##### Stored records

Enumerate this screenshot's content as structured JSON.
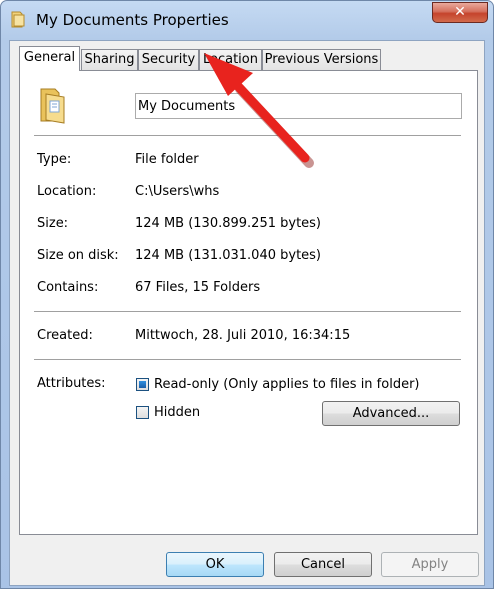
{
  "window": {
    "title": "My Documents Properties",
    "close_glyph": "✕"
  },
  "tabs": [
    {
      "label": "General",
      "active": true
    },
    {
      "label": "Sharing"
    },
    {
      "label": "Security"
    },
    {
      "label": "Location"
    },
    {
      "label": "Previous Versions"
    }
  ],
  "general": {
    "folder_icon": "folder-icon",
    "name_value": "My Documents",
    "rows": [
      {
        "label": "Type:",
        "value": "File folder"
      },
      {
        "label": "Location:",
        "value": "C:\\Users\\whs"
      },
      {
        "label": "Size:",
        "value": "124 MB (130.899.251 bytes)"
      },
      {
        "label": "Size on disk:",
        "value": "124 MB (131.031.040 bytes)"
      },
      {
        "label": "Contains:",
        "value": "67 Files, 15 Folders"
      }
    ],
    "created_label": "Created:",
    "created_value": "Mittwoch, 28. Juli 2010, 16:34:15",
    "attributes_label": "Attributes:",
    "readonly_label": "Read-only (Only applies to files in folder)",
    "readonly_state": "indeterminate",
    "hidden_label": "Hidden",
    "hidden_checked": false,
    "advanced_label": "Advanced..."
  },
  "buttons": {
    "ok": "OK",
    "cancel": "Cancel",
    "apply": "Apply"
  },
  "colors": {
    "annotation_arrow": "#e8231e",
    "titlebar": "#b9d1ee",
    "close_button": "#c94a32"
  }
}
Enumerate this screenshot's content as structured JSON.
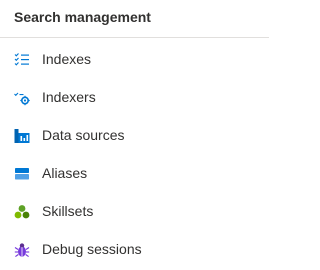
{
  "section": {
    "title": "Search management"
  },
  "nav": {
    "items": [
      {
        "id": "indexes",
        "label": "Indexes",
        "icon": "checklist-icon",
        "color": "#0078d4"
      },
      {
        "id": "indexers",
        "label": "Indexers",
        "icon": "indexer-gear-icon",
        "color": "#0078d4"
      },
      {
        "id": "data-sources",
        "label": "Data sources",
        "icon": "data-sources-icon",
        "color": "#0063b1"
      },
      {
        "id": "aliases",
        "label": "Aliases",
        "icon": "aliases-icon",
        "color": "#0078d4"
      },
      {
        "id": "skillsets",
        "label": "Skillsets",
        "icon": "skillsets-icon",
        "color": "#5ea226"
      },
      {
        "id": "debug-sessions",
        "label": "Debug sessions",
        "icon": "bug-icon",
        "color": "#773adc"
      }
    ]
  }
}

##########

### Goal
Quote the records above in full, dropping each picture.

### Solution for this problem
Enumerate this screenshot's content as structured JSON.
{
  "window": {
    "title": "My Documents Properties",
    "close_glyph": "✕"
  },
  "tabs": [
    {
      "label": "General",
      "active": true
    },
    {
      "label": "Sharing"
    },
    {
      "label": "Security"
    },
    {
      "label": "Location"
    },
    {
      "label": "Previous Versions"
    }
  ],
  "general": {
    "folder_icon": "folder-icon",
    "name_value": "My Documents",
    "rows": [
      {
        "label": "Type:",
        "value": "File folder"
      },
      {
        "label": "Location:",
        "value": "C:\\Users\\whs"
      },
      {
        "label": "Size:",
        "value": "124 MB (130.899.251 bytes)"
      },
      {
        "label": "Size on disk:",
        "value": "124 MB (131.031.040 bytes)"
      },
      {
        "label": "Contains:",
        "value": "67 Files, 15 Folders"
      }
    ],
    "created_label": "Created:",
    "created_value": "Mittwoch, 28. Juli 2010, 16:34:15",
    "attributes_label": "Attributes:",
    "readonly_label": "Read-only (Only applies to files in folder)",
    "readonly_state": "indeterminate",
    "hidden_label": "Hidden",
    "hidden_checked": false,
    "advanced_label": "Advanced..."
  },
  "buttons": {
    "ok": "OK",
    "cancel": "Cancel",
    "apply": "Apply"
  },
  "colors": {
    "annotation_arrow": "#e8231e",
    "titlebar": "#b9d1ee",
    "close_button": "#c94a32"
  }
}
Enumerate this screenshot's content as structured JSON.
{
  "section": {
    "title": "Search management"
  },
  "nav": {
    "items": [
      {
        "id": "indexes",
        "label": "Indexes",
        "icon": "checklist-icon",
        "color": "#0078d4"
      },
      {
        "id": "indexers",
        "label": "Indexers",
        "icon": "indexer-gear-icon",
        "color": "#0078d4"
      },
      {
        "id": "data-sources",
        "label": "Data sources",
        "icon": "data-sources-icon",
        "color": "#0063b1"
      },
      {
        "id": "aliases",
        "label": "Aliases",
        "icon": "aliases-icon",
        "color": "#0078d4"
      },
      {
        "id": "skillsets",
        "label": "Skillsets",
        "icon": "skillsets-icon",
        "color": "#5ea226"
      },
      {
        "id": "debug-sessions",
        "label": "Debug sessions",
        "icon": "bug-icon",
        "color": "#773adc"
      }
    ]
  }
}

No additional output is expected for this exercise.